**SET TASK:** Return all the data below as it stands, minus the pictures.

**RAW DATA:**
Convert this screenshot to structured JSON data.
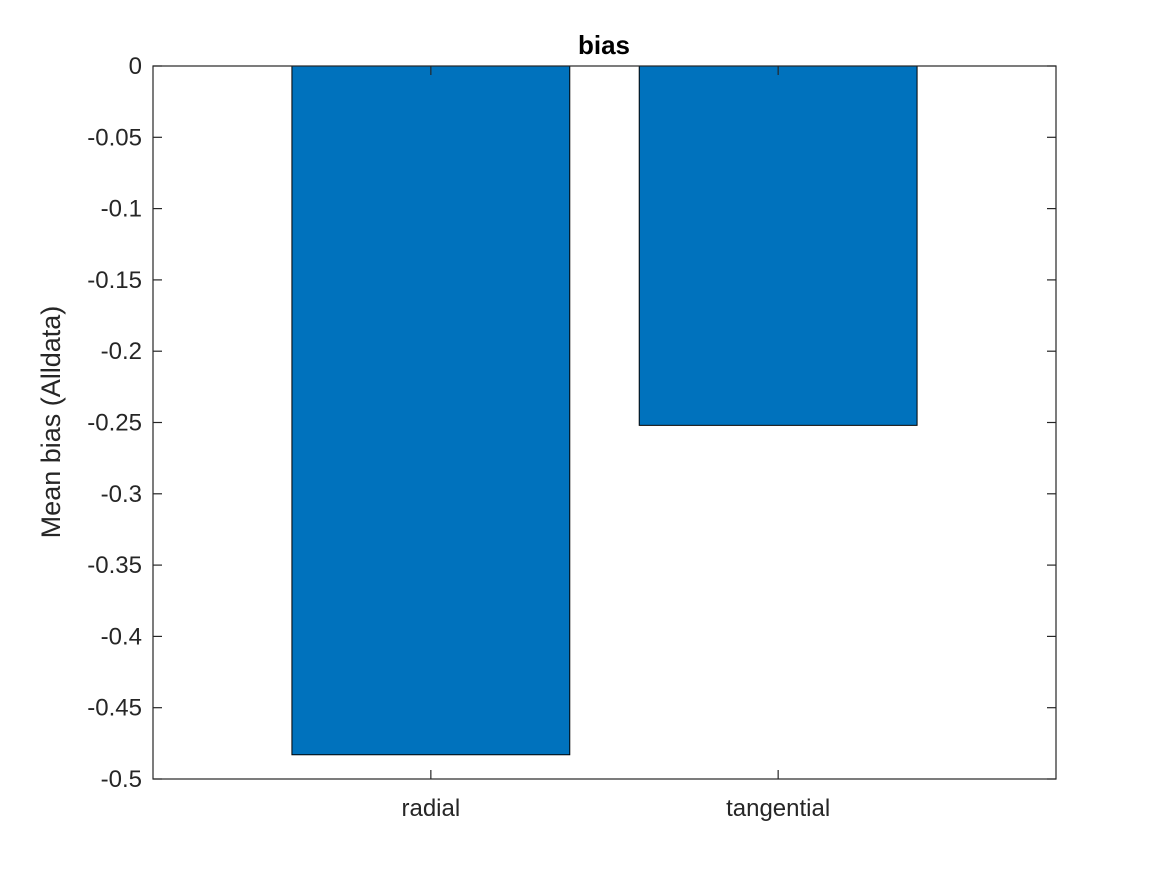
{
  "chart_data": {
    "type": "bar",
    "title": "bias",
    "xlabel": "",
    "ylabel": "Mean bias (Alldata)",
    "categories": [
      "radial",
      "tangential"
    ],
    "values": [
      -0.483,
      -0.252
    ],
    "ylim": [
      -0.5,
      0
    ],
    "yticks": [
      0,
      -0.05,
      -0.1,
      -0.15,
      -0.2,
      -0.25,
      -0.3,
      -0.35,
      -0.4,
      -0.45,
      -0.5
    ],
    "ytick_labels": [
      "0",
      "-0.05",
      "-0.1",
      "-0.15",
      "-0.2",
      "-0.25",
      "-0.3",
      "-0.35",
      "-0.4",
      "-0.45",
      "-0.5"
    ],
    "grid": false,
    "legend": "none",
    "colors": {
      "bar": "#0072BD",
      "bar_edge": "#000000",
      "axis": "#262626",
      "background": "#ffffff"
    }
  }
}
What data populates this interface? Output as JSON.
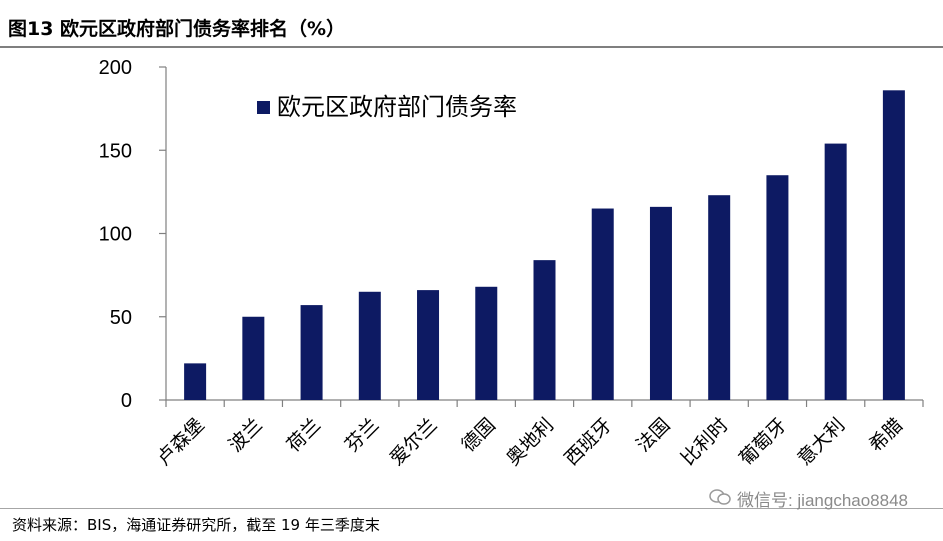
{
  "header": {
    "title": "图13 欧元区政府部门债务率排名（%）"
  },
  "footer": {
    "source": "资料来源：BIS，海通证券研究所，截至 19 年三季度末",
    "watermark": "微信号: jiangchao8848"
  },
  "colors": {
    "bar": "#0d1a63",
    "axis": "#808080",
    "text": "#000000"
  },
  "chart_data": {
    "type": "bar",
    "categories": [
      "卢森堡",
      "波兰",
      "荷兰",
      "芬兰",
      "爱尔兰",
      "德国",
      "奥地利",
      "西班牙",
      "法国",
      "比利时",
      "葡萄牙",
      "意大利",
      "希腊"
    ],
    "series": [
      {
        "name": "欧元区政府部门债务率",
        "values": [
          22,
          50,
          57,
          65,
          66,
          68,
          84,
          115,
          116,
          123,
          135,
          154,
          186
        ]
      }
    ],
    "yticks": [
      "0",
      "50",
      "100",
      "150",
      "200"
    ],
    "ylim": [
      0,
      200
    ],
    "legend": "top-left",
    "grid": false
  }
}
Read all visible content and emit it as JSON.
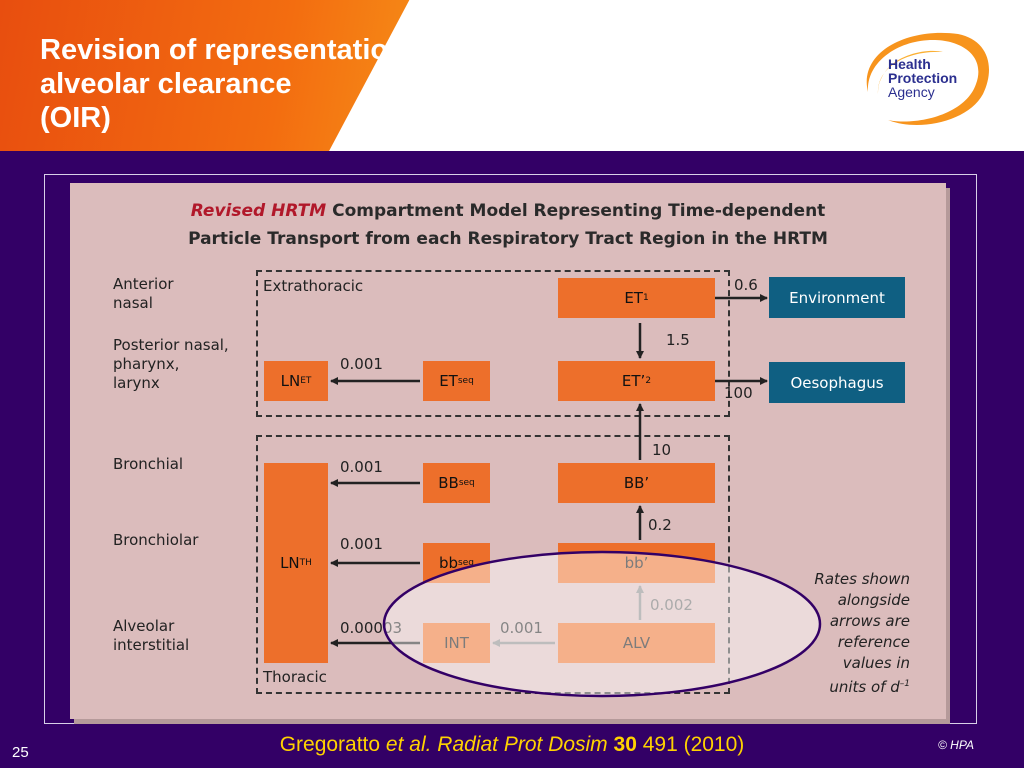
{
  "slide": {
    "title_lines": [
      "Revision of representation of",
      "alveolar clearance",
      "(OIR)"
    ],
    "page_number": "25",
    "copyright": "© HPA"
  },
  "logo": {
    "line1": "Health",
    "line2": "Protection",
    "line3": "Agency"
  },
  "figure": {
    "title_red": "Revised HRTM",
    "title_rest": "Compartment Model Representing Time-dependent",
    "title_line2": "Particle Transport from each Respiratory Tract Region in the HRTM",
    "region_labels": {
      "anterior_nasal": [
        "Anterior",
        "nasal"
      ],
      "posterior_nasal": [
        "Posterior nasal,",
        "pharynx,",
        "larynx"
      ],
      "bronchial": "Bronchial",
      "bronchiolar": "Bronchiolar",
      "alveolar_interstitial": [
        "Alveolar",
        "interstitial"
      ]
    },
    "extrathoracic_label": "Extrathoracic",
    "thoracic_label": "Thoracic",
    "compartments": {
      "et1": {
        "main": "ET",
        "sub": "1"
      },
      "et2": {
        "main": "ET’",
        "sub": "2"
      },
      "etseq": {
        "main": "ET",
        "sub": "seq"
      },
      "lnet": {
        "main": "LN",
        "sub": "ET"
      },
      "environment": "Environment",
      "oesophagus": "Oesophagus",
      "bb_prime": "BB’",
      "bbseq": {
        "main": "BB",
        "sub": "seq"
      },
      "bb_small_prime": "bb’",
      "bbseq_small": {
        "main": "bb",
        "sub": "seq"
      },
      "lnth": {
        "main": "LN",
        "sub": "TH"
      },
      "int": "INT",
      "alv": "ALV"
    },
    "rates": {
      "et1_env": "0.6",
      "et1_et2": "1.5",
      "et2_oes": "100",
      "etseq_lnet": "0.001",
      "bb_et2": "10",
      "bbseq_lnth": "0.001",
      "bbsmall_bb": "0.2",
      "bbsmallseq_lnth": "0.001",
      "alv_bbsmall": "0.002",
      "int_lnth": "0.00003",
      "alv_int": "0.001"
    },
    "note": {
      "lines": [
        "Rates shown",
        "alongside",
        "arrows are",
        "reference",
        "values in",
        "units of d"
      ],
      "superscript": "–1"
    }
  },
  "citation": {
    "author": "Gregoratto ",
    "etal": "et al. Radiat Prot Dosim ",
    "volume": "30",
    "rest": " 491 (2010)"
  },
  "colors": {
    "background": "#330066",
    "compartment": "#ed6f2b",
    "compartment_light": "#f6a576",
    "destination": "#0f5f82",
    "highlight_ellipse": "#330066",
    "citation": "#ffd200"
  }
}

**FULL ANSWER:**
Convert this screenshot to structured JSON data.
{
  "chart_data": {
    "type": "bar",
    "title": "bias",
    "xlabel": "",
    "ylabel": "Mean bias (Alldata)",
    "categories": [
      "radial",
      "tangential"
    ],
    "values": [
      -0.483,
      -0.252
    ],
    "ylim": [
      -0.5,
      0
    ],
    "yticks": [
      0,
      -0.05,
      -0.1,
      -0.15,
      -0.2,
      -0.25,
      -0.3,
      -0.35,
      -0.4,
      -0.45,
      -0.5
    ],
    "ytick_labels": [
      "0",
      "-0.05",
      "-0.1",
      "-0.15",
      "-0.2",
      "-0.25",
      "-0.3",
      "-0.35",
      "-0.4",
      "-0.45",
      "-0.5"
    ],
    "grid": false,
    "legend": "none",
    "colors": {
      "bar": "#0072BD",
      "bar_edge": "#000000",
      "axis": "#262626",
      "background": "#ffffff"
    }
  }
}
What data populates this interface? Output as JSON.
{
  "header": {
    "title": "图13 欧元区政府部门债务率排名（%）"
  },
  "footer": {
    "source": "资料来源：BIS，海通证券研究所，截至 19 年三季度末",
    "watermark": "微信号: jiangchao8848"
  },
  "colors": {
    "bar": "#0d1a63",
    "axis": "#808080",
    "text": "#000000"
  },
  "chart_data": {
    "type": "bar",
    "categories": [
      "卢森堡",
      "波兰",
      "荷兰",
      "芬兰",
      "爱尔兰",
      "德国",
      "奥地利",
      "西班牙",
      "法国",
      "比利时",
      "葡萄牙",
      "意大利",
      "希腊"
    ],
    "series": [
      {
        "name": "欧元区政府部门债务率",
        "values": [
          22,
          50,
          57,
          65,
          66,
          68,
          84,
          115,
          116,
          123,
          135,
          154,
          186
        ]
      }
    ],
    "yticks": [
      "0",
      "50",
      "100",
      "150",
      "200"
    ],
    "ylim": [
      0,
      200
    ],
    "legend": "top-left",
    "grid": false
  }
}
Read all visible content and emit it as JSON.
{
  "slide": {
    "title_lines": [
      "Revision of representation of",
      "alveolar clearance",
      "(OIR)"
    ],
    "page_number": "25",
    "copyright": "© HPA"
  },
  "logo": {
    "line1": "Health",
    "line2": "Protection",
    "line3": "Agency"
  },
  "figure": {
    "title_red": "Revised HRTM",
    "title_rest": "Compartment Model Representing Time-dependent",
    "title_line2": "Particle Transport from each Respiratory Tract Region in the HRTM",
    "region_labels": {
      "anterior_nasal": [
        "Anterior",
        "nasal"
      ],
      "posterior_nasal": [
        "Posterior nasal,",
        "pharynx,",
        "larynx"
      ],
      "bronchial": "Bronchial",
      "bronchiolar": "Bronchiolar",
      "alveolar_interstitial": [
        "Alveolar",
        "interstitial"
      ]
    },
    "extrathoracic_label": "Extrathoracic",
    "thoracic_label": "Thoracic",
    "compartments": {
      "et1": {
        "main": "ET",
        "sub": "1"
      },
      "et2": {
        "main": "ET’",
        "sub": "2"
      },
      "etseq": {
        "main": "ET",
        "sub": "seq"
      },
      "lnet": {
        "main": "LN",
        "sub": "ET"
      },
      "environment": "Environment",
      "oesophagus": "Oesophagus",
      "bb_prime": "BB’",
      "bbseq": {
        "main": "BB",
        "sub": "seq"
      },
      "bb_small_prime": "bb’",
      "bbseq_small": {
        "main": "bb",
        "sub": "seq"
      },
      "lnth": {
        "main": "LN",
        "sub": "TH"
      },
      "int": "INT",
      "alv": "ALV"
    },
    "rates": {
      "et1_env": "0.6",
      "et1_et2": "1.5",
      "et2_oes": "100",
      "etseq_lnet": "0.001",
      "bb_et2": "10",
      "bbseq_lnth": "0.001",
      "bbsmall_bb": "0.2",
      "bbsmallseq_lnth": "0.001",
      "alv_bbsmall": "0.002",
      "int_lnth": "0.00003",
      "alv_int": "0.001"
    },
    "note": {
      "lines": [
        "Rates shown",
        "alongside",
        "arrows are",
        "reference",
        "values in",
        "units of d"
      ],
      "superscript": "–1"
    }
  },
  "citation": {
    "author": "Gregoratto ",
    "etal": "et al. Radiat Prot Dosim ",
    "volume": "30",
    "rest": " 491 (2010)"
  },
  "colors": {
    "background": "#330066",
    "compartment": "#ed6f2b",
    "compartment_light": "#f6a576",
    "destination": "#0f5f82",
    "highlight_ellipse": "#330066",
    "citation": "#ffd200"
  }
}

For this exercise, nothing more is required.